> [Records supplied]
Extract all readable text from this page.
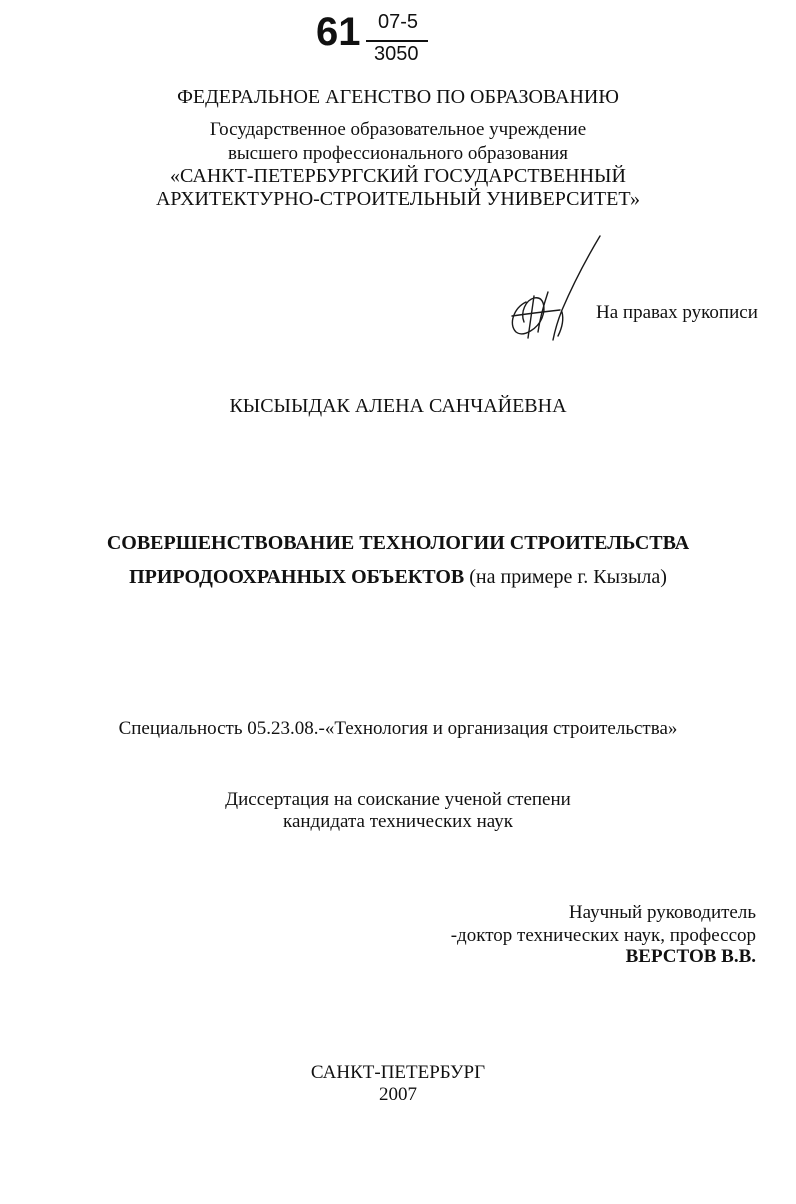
61 07-5
3050
ФЕДЕРАЛЬНОЕ АГЕНСТВО ПО ОБРАЗОВАНИЮ
Государственное образовательное учреждение
высшего профессионального образования
«САНКТ-ПЕТЕРБУРГСКИЙ ГОСУДАРСТВЕННЫЙ
АРХИТЕКТУРНО-СТРОИТЕЛЬНЫЙ УНИВЕРСИТЕТ»
На правах рукописи
КЫСЫЫДАК АЛЕНА САНЧАЙЕВНА
СОВЕРШЕНСТВОВАНИЕ ТЕХНОЛОГИИ СТРОИТЕЛЬСТВА
ПРИРОДООХРАННЫХ ОБЪЕКТОВ (на примере г. Кызыла)
Специальность 05.23.08.-«Технология и организация строительства»
Диссертация на соискание ученой степени
кандидата технических наук
Научный руководитель
-доктор технических наук, профессор
ВЕРСТОВ В.В.
САНКТ-ПЕТЕРБУРГ
2007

> [Instruction]
Ignore the images and quote every line of the listing exactly.

> [Final result]
Extract all readable text from this page.
61 07-5
3050
ФЕДЕРАЛЬНОЕ АГЕНСТВО ПО ОБРАЗОВАНИЮ
Государственное образовательное учреждение
высшего профессионального образования
«САНКТ-ПЕТЕРБУРГСКИЙ ГОСУДАРСТВЕННЫЙ
АРХИТЕКТУРНО-СТРОИТЕЛЬНЫЙ УНИВЕРСИТЕТ»
На правах рукописи
КЫСЫЫДАК АЛЕНА САНЧАЙЕВНА
СОВЕРШЕНСТВОВАНИЕ ТЕХНОЛОГИИ СТРОИТЕЛЬСТВА
ПРИРОДООХРАННЫХ ОБЪЕКТОВ (на примере г. Кызыла)
Специальность 05.23.08.-«Технология и организация строительства»
Диссертация на соискание ученой степени
кандидата технических наук
Научный руководитель
-доктор технических наук, профессор
ВЕРСТОВ В.В.
САНКТ-ПЕТЕРБУРГ
2007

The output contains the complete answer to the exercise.